● GIVEN EXERCISE
Quote the records below in full, exactly as given, with the images taken out.
··········
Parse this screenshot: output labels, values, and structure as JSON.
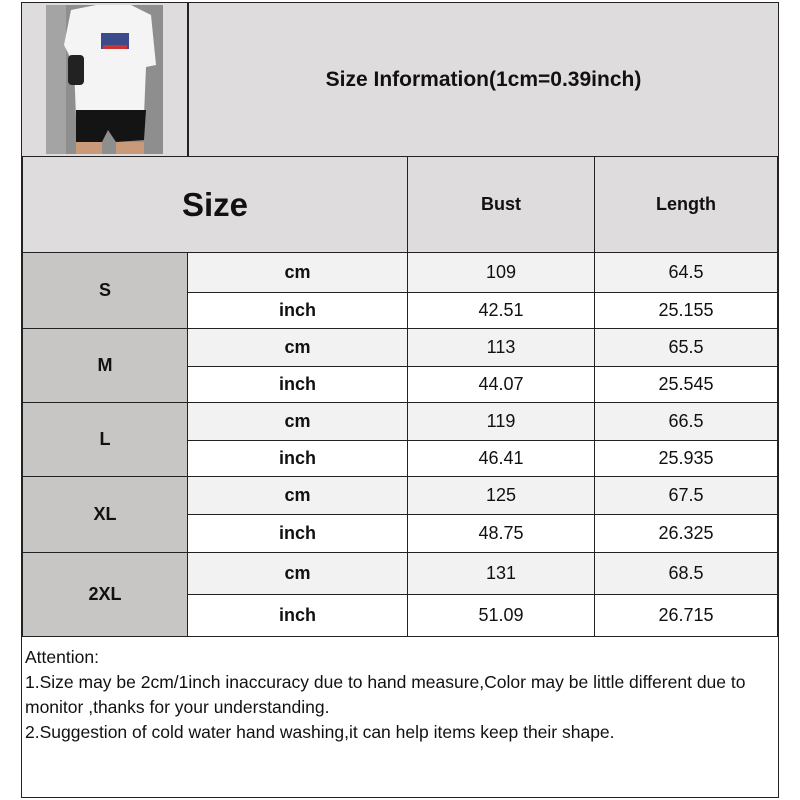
{
  "title": "Size Information(1cm=0.39inch)",
  "headers": {
    "size": "Size",
    "bust": "Bust",
    "length": "Length"
  },
  "rows": [
    {
      "size": "S",
      "cm": {
        "unit": "cm",
        "bust": "109",
        "length": "64.5"
      },
      "inch": {
        "unit": "inch",
        "bust": "42.51",
        "length": "25.155"
      }
    },
    {
      "size": "M",
      "cm": {
        "unit": "cm",
        "bust": "113",
        "length": "65.5"
      },
      "inch": {
        "unit": "inch",
        "bust": "44.07",
        "length": "25.545"
      }
    },
    {
      "size": "L",
      "cm": {
        "unit": "cm",
        "bust": "119",
        "length": "66.5"
      },
      "inch": {
        "unit": "inch",
        "bust": "46.41",
        "length": "25.935"
      }
    },
    {
      "size": "XL",
      "cm": {
        "unit": "cm",
        "bust": "125",
        "length": "67.5"
      },
      "inch": {
        "unit": "inch",
        "bust": "48.75",
        "length": "26.325"
      }
    },
    {
      "size": "2XL",
      "cm": {
        "unit": "cm",
        "bust": "131",
        "length": "68.5"
      },
      "inch": {
        "unit": "inch",
        "bust": "51.09",
        "length": "26.715"
      }
    }
  ],
  "attention": {
    "heading": "Attention:",
    "line1": "1.Size may be 2cm/1inch inaccuracy due to hand measure,Color may be little different due to monitor ,thanks for your understanding.",
    "line2": "2.Suggestion of cold water hand washing,it can help items keep their shape."
  }
}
··········
● COMPLETED TASK
Parse this screenshot: output labels, values, and structure as JSON.
{
  "title": "Size Information(1cm=0.39inch)",
  "headers": {
    "size": "Size",
    "bust": "Bust",
    "length": "Length"
  },
  "rows": [
    {
      "size": "S",
      "cm": {
        "unit": "cm",
        "bust": "109",
        "length": "64.5"
      },
      "inch": {
        "unit": "inch",
        "bust": "42.51",
        "length": "25.155"
      }
    },
    {
      "size": "M",
      "cm": {
        "unit": "cm",
        "bust": "113",
        "length": "65.5"
      },
      "inch": {
        "unit": "inch",
        "bust": "44.07",
        "length": "25.545"
      }
    },
    {
      "size": "L",
      "cm": {
        "unit": "cm",
        "bust": "119",
        "length": "66.5"
      },
      "inch": {
        "unit": "inch",
        "bust": "46.41",
        "length": "25.935"
      }
    },
    {
      "size": "XL",
      "cm": {
        "unit": "cm",
        "bust": "125",
        "length": "67.5"
      },
      "inch": {
        "unit": "inch",
        "bust": "48.75",
        "length": "26.325"
      }
    },
    {
      "size": "2XL",
      "cm": {
        "unit": "cm",
        "bust": "131",
        "length": "68.5"
      },
      "inch": {
        "unit": "inch",
        "bust": "51.09",
        "length": "26.715"
      }
    }
  ],
  "attention": {
    "heading": "Attention:",
    "line1": "1.Size may be 2cm/1inch inaccuracy due to hand measure,Color may be little different due to monitor ,thanks for your understanding.",
    "line2": "2.Suggestion of cold water hand washing,it can help items keep their shape."
  }
}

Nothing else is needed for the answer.